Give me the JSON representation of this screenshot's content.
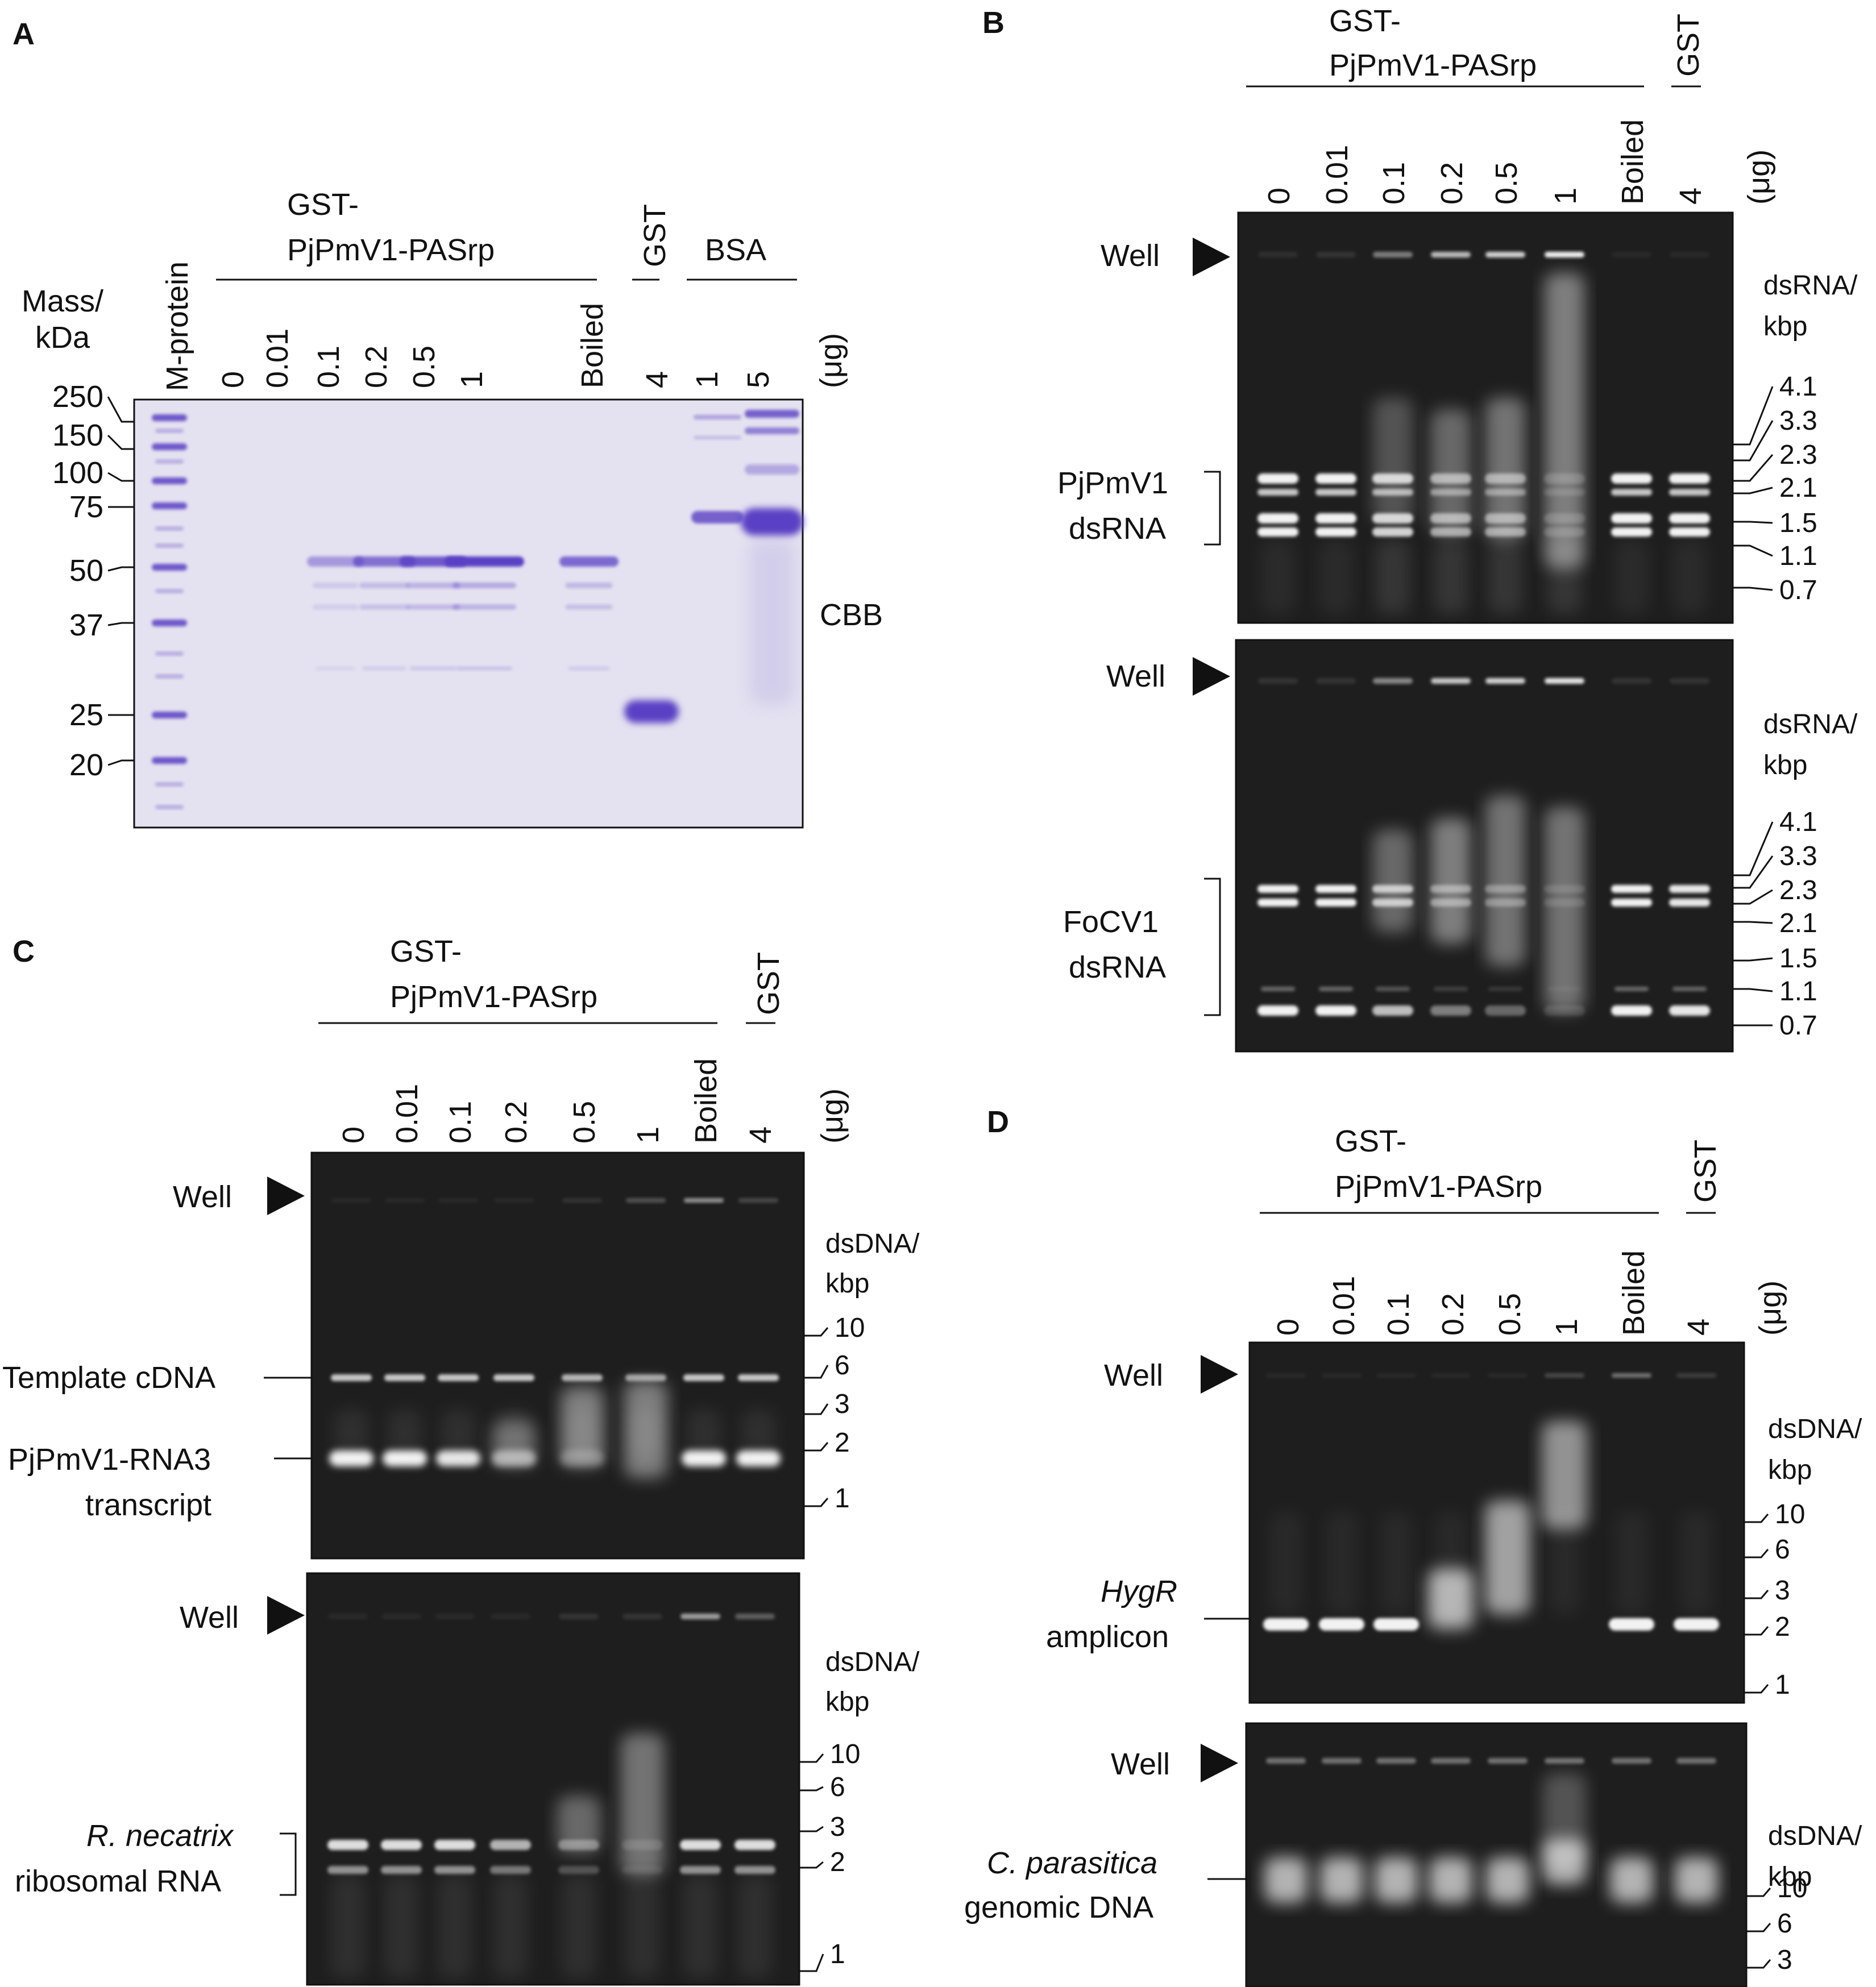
{
  "colors": {
    "coomassie_gel": "#e4e2f0",
    "protein_band": "#5a3fc4",
    "agarose_gel": "#1e1e1e",
    "nucleic_band": "#f2f2f2"
  },
  "panels": {
    "A": {
      "letter": "A",
      "group_label_line1": "GST-",
      "group_label_line2": "PjPmV1-PASrp",
      "gst_label": "GST",
      "bsa_label": "BSA",
      "marker_lane": "M-protein",
      "axis_label_line1": "Mass/",
      "axis_label_line2": "kDa",
      "lanes": [
        "0",
        "0.01",
        "0.1",
        "0.2",
        "0.5",
        "1",
        "Boiled",
        "4",
        "1",
        "5"
      ],
      "unit": "(μg)",
      "mass_markers": [
        "250",
        "150",
        "100",
        "75",
        "50",
        "37",
        "25",
        "20"
      ],
      "stain": "CBB"
    },
    "B": {
      "letter": "B",
      "group_label_line1": "GST-",
      "group_label_line2": "PjPmV1-PASrp",
      "gst_label": "GST",
      "lanes": [
        "0",
        "0.01",
        "0.1",
        "0.2",
        "0.5",
        "1",
        "Boiled",
        "4"
      ],
      "unit": "(μg)",
      "well_label": "Well",
      "axis_label_line1": "dsRNA/",
      "axis_label_line2": "kbp",
      "size_markers": [
        "4.1",
        "3.3",
        "2.3",
        "2.1",
        "1.5",
        "1.1",
        "0.7"
      ],
      "top_target_line1": "PjPmV1",
      "top_target_line2": "dsRNA",
      "bottom_target_line1": "FoCV1",
      "bottom_target_line2": "dsRNA"
    },
    "C": {
      "letter": "C",
      "group_label_line1": "GST-",
      "group_label_line2": "PjPmV1-PASrp",
      "gst_label": "GST",
      "lanes": [
        "0",
        "0.01",
        "0.1",
        "0.2",
        "0.5",
        "1",
        "Boiled",
        "4"
      ],
      "unit": "(μg)",
      "well_label": "Well",
      "axis_label_line1": "dsDNA/",
      "axis_label_line2": "kbp",
      "top_markers": [
        "10",
        "6",
        "3",
        "2",
        "1"
      ],
      "bottom_markers": [
        "10",
        "6",
        "3",
        "2",
        "1"
      ],
      "template_label": "Template cDNA",
      "transcript_line1": "PjPmV1-RNA3",
      "transcript_line2": "transcript",
      "rrna_line1": "R. necatrix",
      "rrna_line2": "ribosomal RNA"
    },
    "D": {
      "letter": "D",
      "group_label_line1": "GST-",
      "group_label_line2": "PjPmV1-PASrp",
      "gst_label": "GST",
      "lanes": [
        "0",
        "0.01",
        "0.1",
        "0.2",
        "0.5",
        "1",
        "Boiled",
        "4"
      ],
      "unit": "(μg)",
      "well_label": "Well",
      "axis_label_line1": "dsDNA/",
      "axis_label_line2": "kbp",
      "top_markers": [
        "10",
        "6",
        "3",
        "2",
        "1"
      ],
      "bottom_markers": [
        "10",
        "6",
        "3"
      ],
      "amplicon_line1": "HygR",
      "amplicon_line2": "amplicon",
      "genomic_line1": "C. parasitica",
      "genomic_line2": "genomic DNA"
    }
  }
}
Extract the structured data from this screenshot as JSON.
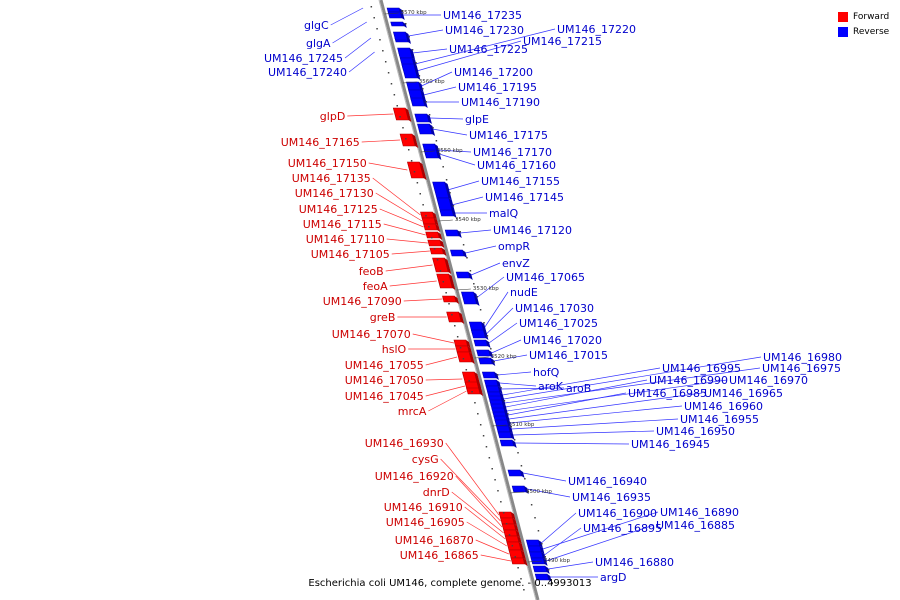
{
  "caption": "Escherichia coli UM146, complete genome. - 0..4993013",
  "legend": {
    "forward_label": "Forward",
    "reverse_label": "Reverse",
    "forward_color": "#ff0000",
    "reverse_color": "#0000ff"
  },
  "colors": {
    "forward_label": "#cc0000",
    "reverse_label": "#0000cc",
    "forward_line": "#ff3333",
    "reverse_line": "#3333ff",
    "backbone": "#888888"
  },
  "scale_ticks": [
    "3570 kbp",
    "3560 kbp",
    "3550 kbp",
    "3540 kbp",
    "3530 kbp",
    "3520 kbp",
    "3510 kbp",
    "3500 kbp",
    "3490 kbp"
  ],
  "reverse_genes": [
    "glgC",
    "glgA",
    "UM146_17245",
    "UM146_17240",
    "UM146_17235",
    "UM146_17230",
    "UM146_17225",
    "UM146_17220",
    "UM146_17215",
    "UM146_17200",
    "UM146_17195",
    "UM146_17190",
    "glpE",
    "UM146_17175",
    "UM146_17170",
    "UM146_17160",
    "UM146_17155",
    "UM146_17145",
    "malQ",
    "UM146_17120",
    "ompR",
    "envZ",
    "UM146_17065",
    "nudE",
    "UM146_17030",
    "UM146_17025",
    "UM146_17020",
    "UM146_17015",
    "hofQ",
    "aroK",
    "aroB",
    "UM146_16995",
    "UM146_16980",
    "UM146_16975",
    "UM146_16990",
    "UM146_16970",
    "UM146_16985",
    "UM146_16965",
    "UM146_16960",
    "UM146_16955",
    "UM146_16950",
    "UM146_16945",
    "UM146_16940",
    "UM146_16935",
    "UM146_16900",
    "UM146_16890",
    "UM146_16895",
    "UM146_16885",
    "UM146_16880",
    "argD"
  ],
  "forward_genes": [
    "glpD",
    "UM146_17165",
    "UM146_17150",
    "UM146_17135",
    "UM146_17130",
    "UM146_17125",
    "UM146_17115",
    "UM146_17110",
    "UM146_17105",
    "feoB",
    "feoA",
    "UM146_17090",
    "greB",
    "UM146_17070",
    "hslO",
    "UM146_17055",
    "UM146_17050",
    "UM146_17045",
    "mrcA",
    "UM146_16930",
    "cysG",
    "UM146_16920",
    "dnrD",
    "UM146_16910",
    "UM146_16905",
    "UM146_16870",
    "UM146_16865"
  ]
}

WHAT THE EXERCISE ASKS: The entries are to be restated word for word, and no picture should appear in the copy.

RESPONSE TO THE EXERCISE:
Give me the JSON representation of this screenshot's content.
{
  "colors": {
    "coomassie_gel": "#e4e2f0",
    "protein_band": "#5a3fc4",
    "agarose_gel": "#1e1e1e",
    "nucleic_band": "#f2f2f2"
  },
  "panels": {
    "A": {
      "letter": "A",
      "group_label_line1": "GST-",
      "group_label_line2": "PjPmV1-PASrp",
      "gst_label": "GST",
      "bsa_label": "BSA",
      "marker_lane": "M-protein",
      "axis_label_line1": "Mass/",
      "axis_label_line2": "kDa",
      "lanes": [
        "0",
        "0.01",
        "0.1",
        "0.2",
        "0.5",
        "1",
        "Boiled",
        "4",
        "1",
        "5"
      ],
      "unit": "(μg)",
      "mass_markers": [
        "250",
        "150",
        "100",
        "75",
        "50",
        "37",
        "25",
        "20"
      ],
      "stain": "CBB"
    },
    "B": {
      "letter": "B",
      "group_label_line1": "GST-",
      "group_label_line2": "PjPmV1-PASrp",
      "gst_label": "GST",
      "lanes": [
        "0",
        "0.01",
        "0.1",
        "0.2",
        "0.5",
        "1",
        "Boiled",
        "4"
      ],
      "unit": "(μg)",
      "well_label": "Well",
      "axis_label_line1": "dsRNA/",
      "axis_label_line2": "kbp",
      "size_markers": [
        "4.1",
        "3.3",
        "2.3",
        "2.1",
        "1.5",
        "1.1",
        "0.7"
      ],
      "top_target_line1": "PjPmV1",
      "top_target_line2": "dsRNA",
      "bottom_target_line1": "FoCV1",
      "bottom_target_line2": "dsRNA"
    },
    "C": {
      "letter": "C",
      "group_label_line1": "GST-",
      "group_label_line2": "PjPmV1-PASrp",
      "gst_label": "GST",
      "lanes": [
        "0",
        "0.01",
        "0.1",
        "0.2",
        "0.5",
        "1",
        "Boiled",
        "4"
      ],
      "unit": "(μg)",
      "well_label": "Well",
      "axis_label_line1": "dsDNA/",
      "axis_label_line2": "kbp",
      "top_markers": [
        "10",
        "6",
        "3",
        "2",
        "1"
      ],
      "bottom_markers": [
        "10",
        "6",
        "3",
        "2",
        "1"
      ],
      "template_label": "Template cDNA",
      "transcript_line1": "PjPmV1-RNA3",
      "transcript_line2": "transcript",
      "rrna_line1": "R. necatrix",
      "rrna_line2": "ribosomal RNA"
    },
    "D": {
      "letter": "D",
      "group_label_line1": "GST-",
      "group_label_line2": "PjPmV1-PASrp",
      "gst_label": "GST",
      "lanes": [
        "0",
        "0.01",
        "0.1",
        "0.2",
        "0.5",
        "1",
        "Boiled",
        "4"
      ],
      "unit": "(μg)",
      "well_label": "Well",
      "axis_label_line1": "dsDNA/",
      "axis_label_line2": "kbp",
      "top_markers": [
        "10",
        "6",
        "3",
        "2",
        "1"
      ],
      "bottom_markers": [
        "10",
        "6",
        "3"
      ],
      "amplicon_line1": "HygR",
      "amplicon_line2": "amplicon",
      "genomic_line1": "C. parasitica",
      "genomic_line2": "genomic DNA"
    }
  }
}
Extract the structured data from this screenshot as JSON.
{
  "caption": "Escherichia coli UM146, complete genome. - 0..4993013",
  "legend": {
    "forward_label": "Forward",
    "reverse_label": "Reverse",
    "forward_color": "#ff0000",
    "reverse_color": "#0000ff"
  },
  "colors": {
    "forward_label": "#cc0000",
    "reverse_label": "#0000cc",
    "forward_line": "#ff3333",
    "reverse_line": "#3333ff",
    "backbone": "#888888"
  },
  "scale_ticks": [
    "3570 kbp",
    "3560 kbp",
    "3550 kbp",
    "3540 kbp",
    "3530 kbp",
    "3520 kbp",
    "3510 kbp",
    "3500 kbp",
    "3490 kbp"
  ],
  "reverse_genes": [
    "glgC",
    "glgA",
    "UM146_17245",
    "UM146_17240",
    "UM146_17235",
    "UM146_17230",
    "UM146_17225",
    "UM146_17220",
    "UM146_17215",
    "UM146_17200",
    "UM146_17195",
    "UM146_17190",
    "glpE",
    "UM146_17175",
    "UM146_17170",
    "UM146_17160",
    "UM146_17155",
    "UM146_17145",
    "malQ",
    "UM146_17120",
    "ompR",
    "envZ",
    "UM146_17065",
    "nudE",
    "UM146_17030",
    "UM146_17025",
    "UM146_17020",
    "UM146_17015",
    "hofQ",
    "aroK",
    "aroB",
    "UM146_16995",
    "UM146_16980",
    "UM146_16975",
    "UM146_16990",
    "UM146_16970",
    "UM146_16985",
    "UM146_16965",
    "UM146_16960",
    "UM146_16955",
    "UM146_16950",
    "UM146_16945",
    "UM146_16940",
    "UM146_16935",
    "UM146_16900",
    "UM146_16890",
    "UM146_16895",
    "UM146_16885",
    "UM146_16880",
    "argD"
  ],
  "forward_genes": [
    "glpD",
    "UM146_17165",
    "UM146_17150",
    "UM146_17135",
    "UM146_17130",
    "UM146_17125",
    "UM146_17115",
    "UM146_17110",
    "UM146_17105",
    "feoB",
    "feoA",
    "UM146_17090",
    "greB",
    "UM146_17070",
    "hslO",
    "UM146_17055",
    "UM146_17050",
    "UM146_17045",
    "mrcA",
    "UM146_16930",
    "cysG",
    "UM146_16920",
    "dnrD",
    "UM146_16910",
    "UM146_16905",
    "UM146_16870",
    "UM146_16865"
  ]
}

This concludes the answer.